**PROBLEM DESCRIPTION**
Carry none of the pictures over; write out the complete data exactly.

— START MATERIALS PROVIDED —

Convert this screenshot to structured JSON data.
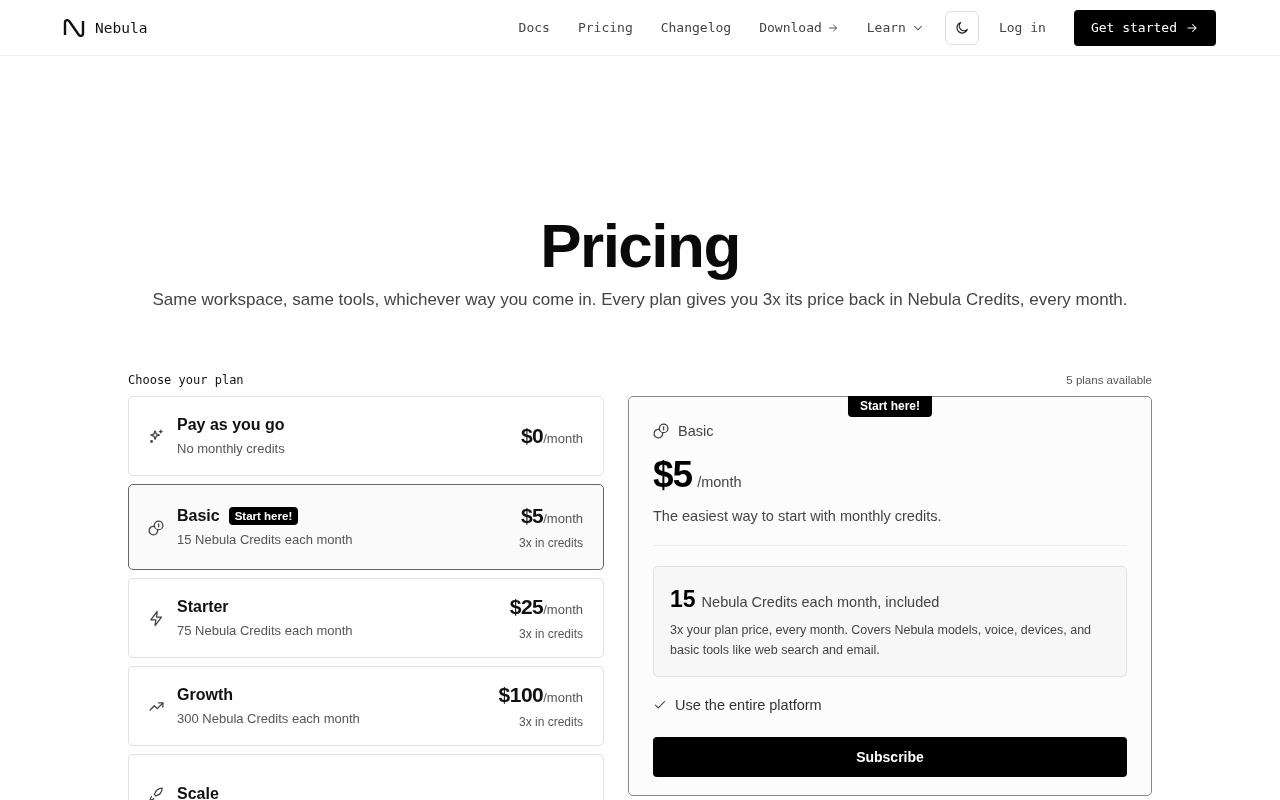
{
  "header": {
    "brand": "Nebula",
    "nav": [
      {
        "label": "Docs",
        "kind": "link"
      },
      {
        "label": "Pricing",
        "kind": "link"
      },
      {
        "label": "Changelog",
        "kind": "link"
      },
      {
        "label": "Download",
        "kind": "external"
      },
      {
        "label": "Learn",
        "kind": "dropdown"
      }
    ],
    "login": "Log in",
    "cta": "Get started"
  },
  "hero": {
    "title": "Pricing",
    "subtitle": "Same workspace, same tools, whichever way you come in. Every plan gives you 3x its price back in Nebula Credits, every month."
  },
  "plans_section": {
    "heading": "Choose your plan",
    "count": "5 plans available",
    "plans": [
      {
        "kind": "sparkles",
        "name": "Pay as you go",
        "subtitle": "No monthly credits",
        "price": "$0",
        "period": "/month",
        "selected": false
      },
      {
        "kind": "coins",
        "name": "Basic",
        "badge": "Start here!",
        "subtitle": "15 Nebula Credits each month",
        "price": "$5",
        "period": "/month",
        "note": "3x in credits",
        "selected": true
      },
      {
        "kind": "zap",
        "name": "Starter",
        "subtitle": "75 Nebula Credits each month",
        "price": "$25",
        "period": "/month",
        "note": "3x in credits",
        "selected": false
      },
      {
        "kind": "trend",
        "name": "Growth",
        "subtitle": "300 Nebula Credits each month",
        "price": "$100",
        "period": "/month",
        "note": "3x in credits",
        "selected": false
      },
      {
        "kind": "rocket",
        "name": "Scale",
        "selected": false
      }
    ]
  },
  "detail": {
    "badge": "Start here!",
    "name": "Basic",
    "price": "$5",
    "period": "/month",
    "description": "The easiest way to start with monthly credits.",
    "credits": {
      "amount": "15",
      "label": "Nebula Credits each month, included",
      "note": "3x your plan price, every month. Covers Nebula models, voice, devices, and basic tools like web search and email."
    },
    "features": [
      "Use the entire platform"
    ],
    "button": "Subscribe"
  }
}
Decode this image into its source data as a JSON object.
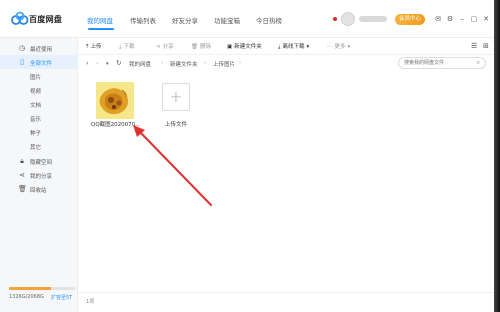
{
  "app": {
    "brand": "百度网盘",
    "nav": [
      "我的网盘",
      "传输列表",
      "好友分享",
      "功能宝箱",
      "今日热榜"
    ],
    "vip_label": "会员中心",
    "colors": {
      "accent": "#1f8fff",
      "vip": "#f5a23a",
      "storage": "#f5a23a"
    }
  },
  "sidebar": {
    "items": [
      {
        "label": "最近使用",
        "icon": "clock-icon"
      },
      {
        "label": "全部文件",
        "icon": "file-icon",
        "active": true
      },
      {
        "label": "图片"
      },
      {
        "label": "视频"
      },
      {
        "label": "文档"
      },
      {
        "label": "音乐"
      },
      {
        "label": "种子"
      },
      {
        "label": "其它"
      },
      {
        "label": "隐藏空间",
        "icon": "lock-icon"
      },
      {
        "label": "我的分享",
        "icon": "share-icon"
      },
      {
        "label": "回收站",
        "icon": "trash-icon"
      }
    ],
    "storage_text": "1326G/2068G",
    "storage_fraction": 0.64,
    "expand_label": "扩容至5T"
  },
  "toolbar": {
    "upload": "上传",
    "download": "下载",
    "share": "分享",
    "delete": "删除",
    "new_folder": "新建文件夹",
    "offline": "离线下载",
    "more": "更多"
  },
  "path": {
    "crumbs": [
      "我的网盘",
      "新建文件夹",
      "上传图片"
    ],
    "search_placeholder": "搜索我的网盘文件"
  },
  "files": [
    {
      "name": "QQ截图2020070...",
      "icon": "image-thumbnail"
    }
  ],
  "upload_tile": {
    "label": "上传文件"
  },
  "status": {
    "count_text": "1项"
  }
}
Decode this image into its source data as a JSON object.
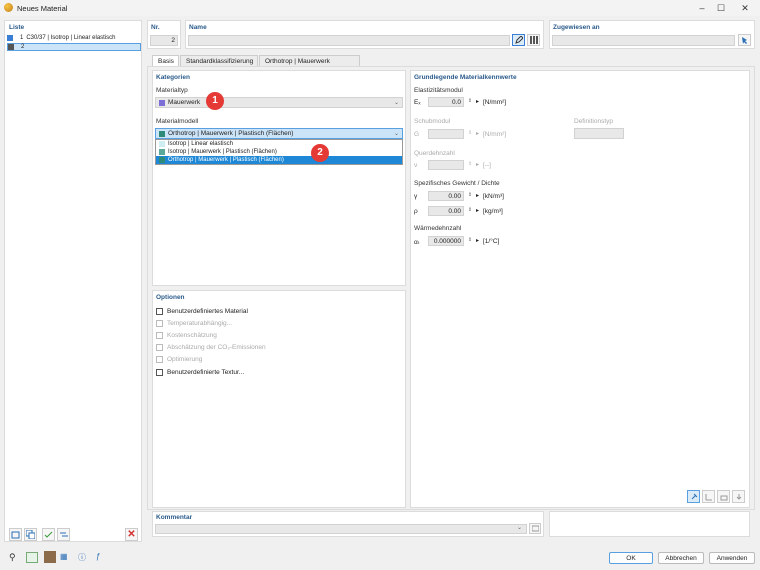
{
  "window": {
    "title": "Neues Material"
  },
  "list": {
    "header": "Liste",
    "items": [
      {
        "num": "1",
        "label": "C30/37 | Isotrop | Linear elastisch",
        "color": "#3a7fd5"
      },
      {
        "num": "2",
        "label": "",
        "color": "#555555"
      }
    ]
  },
  "nr": {
    "header": "Nr.",
    "value": "2"
  },
  "name": {
    "header": "Name",
    "value": ""
  },
  "assigned": {
    "header": "Zugewiesen an",
    "value": ""
  },
  "tabs": [
    "Basis",
    "Standardklassifizierung",
    "Orthotrop | Mauerwerk (Flächen)"
  ],
  "categories": {
    "header": "Kategorien",
    "material_type_label": "Materialtyp",
    "material_type_value": "Mauerwerk",
    "material_type_color": "#7b6fd6",
    "model_label": "Materialmodell",
    "model_value": "Orthotrop | Mauerwerk | Plastisch (Flächen)",
    "model_options": [
      {
        "label": "Isotrop | Linear elastisch",
        "color": "#cfeef2"
      },
      {
        "label": "Isotrop | Mauerwerk | Plastisch (Flächen)",
        "color": "#5aa89a"
      },
      {
        "label": "Orthotrop | Mauerwerk | Plastisch (Flächen)",
        "color": "#2e8b7a"
      }
    ]
  },
  "badges": [
    "1",
    "2"
  ],
  "options": {
    "header": "Optionen",
    "items": [
      {
        "label": "Benutzerdefiniertes Material",
        "enabled": true
      },
      {
        "label": "Temperaturabhängig...",
        "enabled": false
      },
      {
        "label": "Kostenschätzung",
        "enabled": false
      },
      {
        "label": "Abschätzung der CO₂-Emissionen",
        "enabled": false
      },
      {
        "label": "Optimierung",
        "enabled": false
      },
      {
        "label": "Benutzerdefinierte Textur...",
        "enabled": true
      }
    ]
  },
  "props": {
    "header": "Grundlegende Materialkennwerte",
    "elastic": {
      "label": "Elastizitätsmodul",
      "sym": "Eₓ",
      "value": "0.0",
      "unit": "[N/mm²]"
    },
    "shear": {
      "label": "Schubmodul",
      "sym": "G",
      "unit": "[N/mm²]"
    },
    "deftype": {
      "label": "Definitionstyp"
    },
    "poisson": {
      "label": "Querdehnzahl",
      "sym": "ν",
      "unit": "[--]"
    },
    "weight": {
      "label": "Spezifisches Gewicht / Dichte",
      "gamma": {
        "sym": "γ",
        "value": "0.00",
        "unit": "[kN/m³]"
      },
      "rho": {
        "sym": "ρ",
        "value": "0.00",
        "unit": "[kg/m³]"
      }
    },
    "thermal": {
      "label": "Wärmedehnzahl",
      "sym": "αₜ",
      "value": "0.000000",
      "unit": "[1/°C]"
    }
  },
  "comment": {
    "header": "Kommentar",
    "value": ""
  },
  "buttons": {
    "ok": "OK",
    "cancel": "Abbrechen",
    "apply": "Anwenden"
  }
}
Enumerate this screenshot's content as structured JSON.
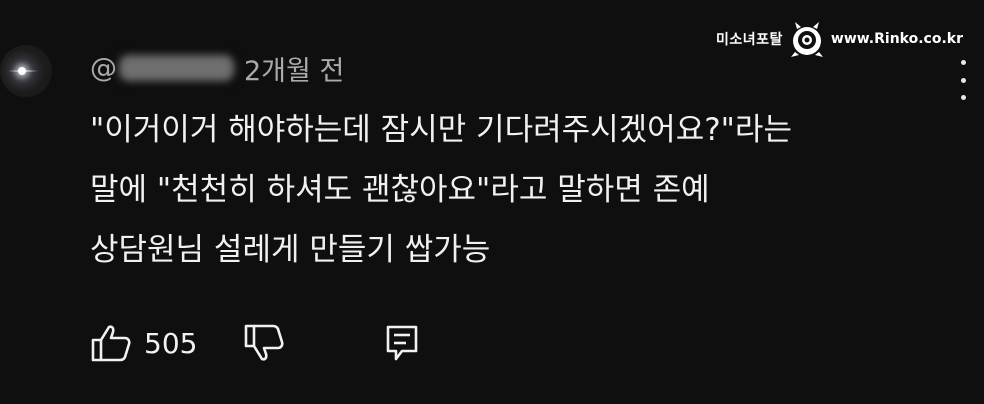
{
  "comment": {
    "handle_prefix": "@",
    "timestamp": "2개월 전",
    "lines": [
      "\"이거이거 해야하는데 잠시만 기다려주시겠어요?\"라는",
      "말에 \"천천히 하셔도 괜찮아요\"라고 말하면 존예",
      "상담원님 설레게 만들기 쌉가능"
    ],
    "like_count": "505"
  },
  "watermark": {
    "left_text": "미소녀포탈",
    "right_text": "www.Rinko.co.kr"
  },
  "icons": {
    "menu": "more-vert-icon",
    "like": "thumbs-up-icon",
    "dislike": "thumbs-down-icon",
    "reply": "comment-reply-icon"
  }
}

— END MATERIALS PROVIDED —

**CORRECT OUTPUT**
Convert this screenshot to structured JSON data.
{
  "header": {
    "brand": "Nebula",
    "nav": [
      {
        "label": "Docs",
        "kind": "link"
      },
      {
        "label": "Pricing",
        "kind": "link"
      },
      {
        "label": "Changelog",
        "kind": "link"
      },
      {
        "label": "Download",
        "kind": "external"
      },
      {
        "label": "Learn",
        "kind": "dropdown"
      }
    ],
    "login": "Log in",
    "cta": "Get started"
  },
  "hero": {
    "title": "Pricing",
    "subtitle": "Same workspace, same tools, whichever way you come in. Every plan gives you 3x its price back in Nebula Credits, every month."
  },
  "plans_section": {
    "heading": "Choose your plan",
    "count": "5 plans available",
    "plans": [
      {
        "kind": "sparkles",
        "name": "Pay as you go",
        "subtitle": "No monthly credits",
        "price": "$0",
        "period": "/month",
        "selected": false
      },
      {
        "kind": "coins",
        "name": "Basic",
        "badge": "Start here!",
        "subtitle": "15 Nebula Credits each month",
        "price": "$5",
        "period": "/month",
        "note": "3x in credits",
        "selected": true
      },
      {
        "kind": "zap",
        "name": "Starter",
        "subtitle": "75 Nebula Credits each month",
        "price": "$25",
        "period": "/month",
        "note": "3x in credits",
        "selected": false
      },
      {
        "kind": "trend",
        "name": "Growth",
        "subtitle": "300 Nebula Credits each month",
        "price": "$100",
        "period": "/month",
        "note": "3x in credits",
        "selected": false
      },
      {
        "kind": "rocket",
        "name": "Scale",
        "selected": false
      }
    ]
  },
  "detail": {
    "badge": "Start here!",
    "name": "Basic",
    "price": "$5",
    "period": "/month",
    "description": "The easiest way to start with monthly credits.",
    "credits": {
      "amount": "15",
      "label": "Nebula Credits each month, included",
      "note": "3x your plan price, every month. Covers Nebula models, voice, devices, and basic tools like web search and email."
    },
    "features": [
      "Use the entire platform"
    ],
    "button": "Subscribe"
  }
}
Decode this image into its source data as a JSON object.
{
  "app": {
    "brand": "百度网盘",
    "nav": [
      "我的网盘",
      "传输列表",
      "好友分享",
      "功能宝箱",
      "今日热榜"
    ],
    "vip_label": "会员中心",
    "colors": {
      "accent": "#1f8fff",
      "vip": "#f5a23a",
      "storage": "#f5a23a"
    }
  },
  "sidebar": {
    "items": [
      {
        "label": "最近使用",
        "icon": "clock-icon"
      },
      {
        "label": "全部文件",
        "icon": "file-icon",
        "active": true
      },
      {
        "label": "图片"
      },
      {
        "label": "视频"
      },
      {
        "label": "文档"
      },
      {
        "label": "音乐"
      },
      {
        "label": "种子"
      },
      {
        "label": "其它"
      },
      {
        "label": "隐藏空间",
        "icon": "lock-icon"
      },
      {
        "label": "我的分享",
        "icon": "share-icon"
      },
      {
        "label": "回收站",
        "icon": "trash-icon"
      }
    ],
    "storage_text": "1326G/2068G",
    "storage_fraction": 0.64,
    "expand_label": "扩容至5T"
  },
  "toolbar": {
    "upload": "上传",
    "download": "下载",
    "share": "分享",
    "delete": "删除",
    "new_folder": "新建文件夹",
    "offline": "离线下载",
    "more": "更多"
  },
  "path": {
    "crumbs": [
      "我的网盘",
      "新建文件夹",
      "上传图片"
    ],
    "search_placeholder": "搜索我的网盘文件"
  },
  "files": [
    {
      "name": "QQ截图2020070...",
      "icon": "image-thumbnail"
    }
  ],
  "upload_tile": {
    "label": "上传文件"
  },
  "status": {
    "count_text": "1项"
  }
}
Decode this image into its source data as a JSON object.
{
  "window": {
    "title": "Neues Material"
  },
  "list": {
    "header": "Liste",
    "items": [
      {
        "num": "1",
        "label": "C30/37 | Isotrop | Linear elastisch",
        "color": "#3a7fd5"
      },
      {
        "num": "2",
        "label": "",
        "color": "#555555"
      }
    ]
  },
  "nr": {
    "header": "Nr.",
    "value": "2"
  },
  "name": {
    "header": "Name",
    "value": ""
  },
  "assigned": {
    "header": "Zugewiesen an",
    "value": ""
  },
  "tabs": [
    "Basis",
    "Standardklassifizierung",
    "Orthotrop | Mauerwerk (Flächen)"
  ],
  "categories": {
    "header": "Kategorien",
    "material_type_label": "Materialtyp",
    "material_type_value": "Mauerwerk",
    "material_type_color": "#7b6fd6",
    "model_label": "Materialmodell",
    "model_value": "Orthotrop | Mauerwerk | Plastisch (Flächen)",
    "model_options": [
      {
        "label": "Isotrop | Linear elastisch",
        "color": "#cfeef2"
      },
      {
        "label": "Isotrop | Mauerwerk | Plastisch (Flächen)",
        "color": "#5aa89a"
      },
      {
        "label": "Orthotrop | Mauerwerk | Plastisch (Flächen)",
        "color": "#2e8b7a"
      }
    ]
  },
  "badges": [
    "1",
    "2"
  ],
  "options": {
    "header": "Optionen",
    "items": [
      {
        "label": "Benutzerdefiniertes Material",
        "enabled": true
      },
      {
        "label": "Temperaturabhängig...",
        "enabled": false
      },
      {
        "label": "Kostenschätzung",
        "enabled": false
      },
      {
        "label": "Abschätzung der CO₂-Emissionen",
        "enabled": false
      },
      {
        "label": "Optimierung",
        "enabled": false
      },
      {
        "label": "Benutzerdefinierte Textur...",
        "enabled": true
      }
    ]
  },
  "props": {
    "header": "Grundlegende Materialkennwerte",
    "elastic": {
      "label": "Elastizitätsmodul",
      "sym": "Eₓ",
      "value": "0.0",
      "unit": "[N/mm²]"
    },
    "shear": {
      "label": "Schubmodul",
      "sym": "G",
      "unit": "[N/mm²]"
    },
    "deftype": {
      "label": "Definitionstyp"
    },
    "poisson": {
      "label": "Querdehnzahl",
      "sym": "ν",
      "unit": "[--]"
    },
    "weight": {
      "label": "Spezifisches Gewicht / Dichte",
      "gamma": {
        "sym": "γ",
        "value": "0.00",
        "unit": "[kN/m³]"
      },
      "rho": {
        "sym": "ρ",
        "value": "0.00",
        "unit": "[kg/m³]"
      }
    },
    "thermal": {
      "label": "Wärmedehnzahl",
      "sym": "αₜ",
      "value": "0.000000",
      "unit": "[1/°C]"
    }
  },
  "comment": {
    "header": "Kommentar",
    "value": ""
  },
  "buttons": {
    "ok": "OK",
    "cancel": "Abbrechen",
    "apply": "Anwenden"
  }
}
Enumerate this screenshot's content as structured JSON.
{
  "comment": {
    "handle_prefix": "@",
    "timestamp": "2개월 전",
    "lines": [
      "\"이거이거 해야하는데 잠시만 기다려주시겠어요?\"라는",
      "말에 \"천천히 하셔도 괜찮아요\"라고 말하면 존예",
      "상담원님 설레게 만들기 쌉가능"
    ],
    "like_count": "505"
  },
  "watermark": {
    "left_text": "미소녀포탈",
    "right_text": "www.Rinko.co.kr"
  },
  "icons": {
    "menu": "more-vert-icon",
    "like": "thumbs-up-icon",
    "dislike": "thumbs-down-icon",
    "reply": "comment-reply-icon"
  }
}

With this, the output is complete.